(Goal) Can you give the lines from the one containing "legend-label: 384-well — [253, 67, 346, 95]" up to and including the one containing "triangle-marker — [497, 189, 524, 204]" as a JSON list of strings, one string per line, with blank lines left out?
# Data for this task start
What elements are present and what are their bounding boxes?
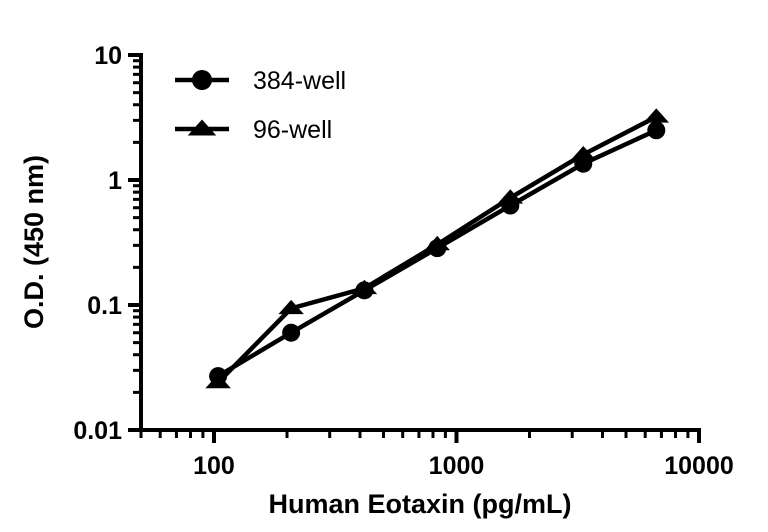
legend-label: 384-well — [253, 67, 346, 95]
triangle-marker — [205, 373, 231, 389]
triangle-marker — [424, 235, 451, 251]
legend-entry: 96-well — [175, 116, 332, 144]
data-series-layer — [205, 108, 670, 389]
circle-marker — [192, 70, 212, 90]
triangle-marker — [497, 189, 524, 204]
y-axis-tick-labels: 10 1 0.1 0.01 — [73, 42, 122, 445]
x-tick-label: 100 — [193, 452, 235, 480]
data-series — [209, 121, 666, 386]
chart-legend: 384-well 96-well — [175, 67, 346, 144]
x-tick-label: 10000 — [664, 452, 734, 480]
triangle-marker — [570, 145, 597, 161]
data-series — [205, 108, 670, 389]
legend-entry: 384-well — [175, 67, 346, 95]
y-tick-label: 1 — [108, 167, 122, 195]
y-tick-label: 0.01 — [73, 417, 122, 445]
x-axis-title: Human Eotaxin (pg/mL) — [269, 489, 572, 519]
x-tick-label: 1000 — [429, 452, 485, 480]
y-axis-title: O.D. (450 nm) — [19, 155, 49, 329]
x-axis-tick-labels: 100 1000 10000 — [193, 452, 734, 480]
legend-label: 96-well — [253, 116, 332, 144]
circle-marker — [282, 323, 301, 342]
circle-marker — [647, 121, 666, 140]
y-tick-label: 0.1 — [87, 292, 122, 320]
triangle-marker — [187, 119, 217, 136]
triangle-marker — [351, 279, 378, 295]
triangle-marker — [278, 299, 304, 315]
triangle-marker — [643, 108, 670, 123]
x-axis-ticks — [139, 430, 701, 443]
y-axis-ticks — [128, 53, 141, 432]
y-tick-label: 10 — [94, 42, 122, 70]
# Data for this task end
(Right answer)
[
  "legend-label: 384-well — [253, 67, 346, 95]",
  "triangle-marker — [205, 373, 231, 389]",
  "triangle-marker — [424, 235, 451, 251]",
  "legend-entry: 96-well — [175, 116, 332, 144]",
  "data-series-layer — [205, 108, 670, 389]",
  "circle-marker — [192, 70, 212, 90]",
  "triangle-marker — [497, 189, 524, 204]"
]